"""
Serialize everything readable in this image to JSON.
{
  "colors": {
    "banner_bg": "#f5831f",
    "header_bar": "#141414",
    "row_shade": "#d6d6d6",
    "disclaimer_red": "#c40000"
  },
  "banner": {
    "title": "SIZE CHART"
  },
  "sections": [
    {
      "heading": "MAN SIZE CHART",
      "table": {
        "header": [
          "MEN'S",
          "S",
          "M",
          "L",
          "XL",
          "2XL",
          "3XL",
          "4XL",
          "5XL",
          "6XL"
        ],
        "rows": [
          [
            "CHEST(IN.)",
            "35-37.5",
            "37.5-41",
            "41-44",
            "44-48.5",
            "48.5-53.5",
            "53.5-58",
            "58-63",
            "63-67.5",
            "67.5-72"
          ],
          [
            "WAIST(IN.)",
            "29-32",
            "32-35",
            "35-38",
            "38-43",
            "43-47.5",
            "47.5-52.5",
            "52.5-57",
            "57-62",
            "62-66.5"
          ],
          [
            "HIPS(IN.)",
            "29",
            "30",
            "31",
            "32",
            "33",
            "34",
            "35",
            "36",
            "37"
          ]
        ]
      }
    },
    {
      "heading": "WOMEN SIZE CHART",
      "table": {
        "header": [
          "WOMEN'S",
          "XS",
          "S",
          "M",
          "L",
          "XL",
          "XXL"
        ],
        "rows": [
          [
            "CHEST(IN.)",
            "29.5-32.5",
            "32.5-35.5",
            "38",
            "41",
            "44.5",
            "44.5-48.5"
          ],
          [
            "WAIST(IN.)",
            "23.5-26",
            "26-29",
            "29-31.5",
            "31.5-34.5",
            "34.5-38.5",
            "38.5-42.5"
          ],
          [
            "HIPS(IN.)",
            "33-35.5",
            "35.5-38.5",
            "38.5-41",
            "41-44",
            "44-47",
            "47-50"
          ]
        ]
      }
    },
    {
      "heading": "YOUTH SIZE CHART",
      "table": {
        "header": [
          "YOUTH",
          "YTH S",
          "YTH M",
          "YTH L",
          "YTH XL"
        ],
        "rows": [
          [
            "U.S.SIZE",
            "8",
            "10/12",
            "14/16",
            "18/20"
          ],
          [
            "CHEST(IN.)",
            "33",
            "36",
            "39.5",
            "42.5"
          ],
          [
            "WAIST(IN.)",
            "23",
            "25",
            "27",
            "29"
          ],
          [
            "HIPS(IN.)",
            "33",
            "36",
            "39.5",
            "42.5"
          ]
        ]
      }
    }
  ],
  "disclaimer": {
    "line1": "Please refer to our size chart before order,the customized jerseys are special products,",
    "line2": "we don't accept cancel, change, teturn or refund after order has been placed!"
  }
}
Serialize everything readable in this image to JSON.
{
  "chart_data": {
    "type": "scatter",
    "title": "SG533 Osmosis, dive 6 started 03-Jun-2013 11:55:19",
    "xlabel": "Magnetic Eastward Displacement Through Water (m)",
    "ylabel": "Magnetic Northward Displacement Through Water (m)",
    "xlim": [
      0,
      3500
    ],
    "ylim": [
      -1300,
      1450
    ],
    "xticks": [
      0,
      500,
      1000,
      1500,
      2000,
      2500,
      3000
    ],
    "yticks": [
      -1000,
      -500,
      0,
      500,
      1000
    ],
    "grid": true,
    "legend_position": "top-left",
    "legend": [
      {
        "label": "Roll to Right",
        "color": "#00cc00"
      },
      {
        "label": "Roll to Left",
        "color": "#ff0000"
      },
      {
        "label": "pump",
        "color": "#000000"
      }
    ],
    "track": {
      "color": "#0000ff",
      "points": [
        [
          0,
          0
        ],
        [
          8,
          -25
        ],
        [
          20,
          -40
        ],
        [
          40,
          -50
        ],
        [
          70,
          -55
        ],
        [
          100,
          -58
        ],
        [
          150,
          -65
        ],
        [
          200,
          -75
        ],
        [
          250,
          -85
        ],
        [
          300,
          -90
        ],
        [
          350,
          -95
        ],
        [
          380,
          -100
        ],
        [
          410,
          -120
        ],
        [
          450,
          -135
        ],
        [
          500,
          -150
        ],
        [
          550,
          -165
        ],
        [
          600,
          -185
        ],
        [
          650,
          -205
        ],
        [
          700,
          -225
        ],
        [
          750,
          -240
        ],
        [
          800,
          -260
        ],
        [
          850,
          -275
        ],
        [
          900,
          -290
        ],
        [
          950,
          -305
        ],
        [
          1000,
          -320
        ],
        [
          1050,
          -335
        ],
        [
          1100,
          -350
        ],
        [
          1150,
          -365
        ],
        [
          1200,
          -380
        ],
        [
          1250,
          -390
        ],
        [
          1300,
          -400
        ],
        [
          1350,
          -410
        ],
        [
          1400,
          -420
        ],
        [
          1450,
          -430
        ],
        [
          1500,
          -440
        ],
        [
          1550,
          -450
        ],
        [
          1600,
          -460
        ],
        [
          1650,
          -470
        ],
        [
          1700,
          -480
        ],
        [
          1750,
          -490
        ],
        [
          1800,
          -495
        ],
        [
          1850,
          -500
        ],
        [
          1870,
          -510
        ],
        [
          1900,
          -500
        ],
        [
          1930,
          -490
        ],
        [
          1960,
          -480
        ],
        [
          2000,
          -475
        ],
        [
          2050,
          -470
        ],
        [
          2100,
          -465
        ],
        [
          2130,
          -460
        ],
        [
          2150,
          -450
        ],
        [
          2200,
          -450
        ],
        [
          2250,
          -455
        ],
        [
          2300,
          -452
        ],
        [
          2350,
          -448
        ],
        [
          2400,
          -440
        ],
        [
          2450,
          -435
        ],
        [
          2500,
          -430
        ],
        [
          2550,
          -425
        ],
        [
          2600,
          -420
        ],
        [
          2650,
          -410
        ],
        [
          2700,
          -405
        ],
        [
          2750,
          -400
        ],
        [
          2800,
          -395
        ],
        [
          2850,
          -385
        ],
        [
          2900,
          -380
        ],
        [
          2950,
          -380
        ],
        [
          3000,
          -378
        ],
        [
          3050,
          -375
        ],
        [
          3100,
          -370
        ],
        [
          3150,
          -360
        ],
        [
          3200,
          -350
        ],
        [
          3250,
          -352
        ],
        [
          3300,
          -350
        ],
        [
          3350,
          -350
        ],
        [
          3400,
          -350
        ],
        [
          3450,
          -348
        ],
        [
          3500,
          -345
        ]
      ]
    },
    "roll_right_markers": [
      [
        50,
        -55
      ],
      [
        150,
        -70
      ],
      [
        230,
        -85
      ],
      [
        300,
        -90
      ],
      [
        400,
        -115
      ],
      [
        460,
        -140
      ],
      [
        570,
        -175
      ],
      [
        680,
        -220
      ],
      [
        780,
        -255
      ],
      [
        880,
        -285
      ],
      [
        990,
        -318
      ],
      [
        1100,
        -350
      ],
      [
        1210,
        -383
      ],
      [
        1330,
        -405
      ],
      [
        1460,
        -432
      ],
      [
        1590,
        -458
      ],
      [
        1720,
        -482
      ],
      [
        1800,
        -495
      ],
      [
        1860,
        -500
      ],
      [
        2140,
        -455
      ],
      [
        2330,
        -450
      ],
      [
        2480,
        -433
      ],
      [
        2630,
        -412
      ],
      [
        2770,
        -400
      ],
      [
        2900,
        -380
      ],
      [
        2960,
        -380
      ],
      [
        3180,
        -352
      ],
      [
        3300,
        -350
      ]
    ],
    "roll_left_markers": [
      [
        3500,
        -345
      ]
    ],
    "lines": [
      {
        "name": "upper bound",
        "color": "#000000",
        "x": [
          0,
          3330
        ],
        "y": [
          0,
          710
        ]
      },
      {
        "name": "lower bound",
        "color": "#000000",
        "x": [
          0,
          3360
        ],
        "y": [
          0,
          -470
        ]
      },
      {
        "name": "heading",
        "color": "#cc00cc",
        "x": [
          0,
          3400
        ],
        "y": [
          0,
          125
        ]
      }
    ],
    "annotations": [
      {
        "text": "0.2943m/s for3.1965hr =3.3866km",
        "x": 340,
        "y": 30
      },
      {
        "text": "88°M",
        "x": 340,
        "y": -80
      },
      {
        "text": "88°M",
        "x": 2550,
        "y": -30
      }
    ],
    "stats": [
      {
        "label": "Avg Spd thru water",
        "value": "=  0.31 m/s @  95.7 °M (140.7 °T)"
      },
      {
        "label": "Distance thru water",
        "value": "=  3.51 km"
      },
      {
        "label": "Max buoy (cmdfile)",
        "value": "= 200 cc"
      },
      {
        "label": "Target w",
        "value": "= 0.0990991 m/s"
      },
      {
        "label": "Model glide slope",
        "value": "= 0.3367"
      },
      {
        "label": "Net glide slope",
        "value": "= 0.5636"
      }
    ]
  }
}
"""
| EXERCISE REQUIREMENTS |
Where a line of the entries contains the word "name", copy that line.

| TASK RESULT |
        "name": "upper bound",
        "name": "lower bound",
        "name": "heading",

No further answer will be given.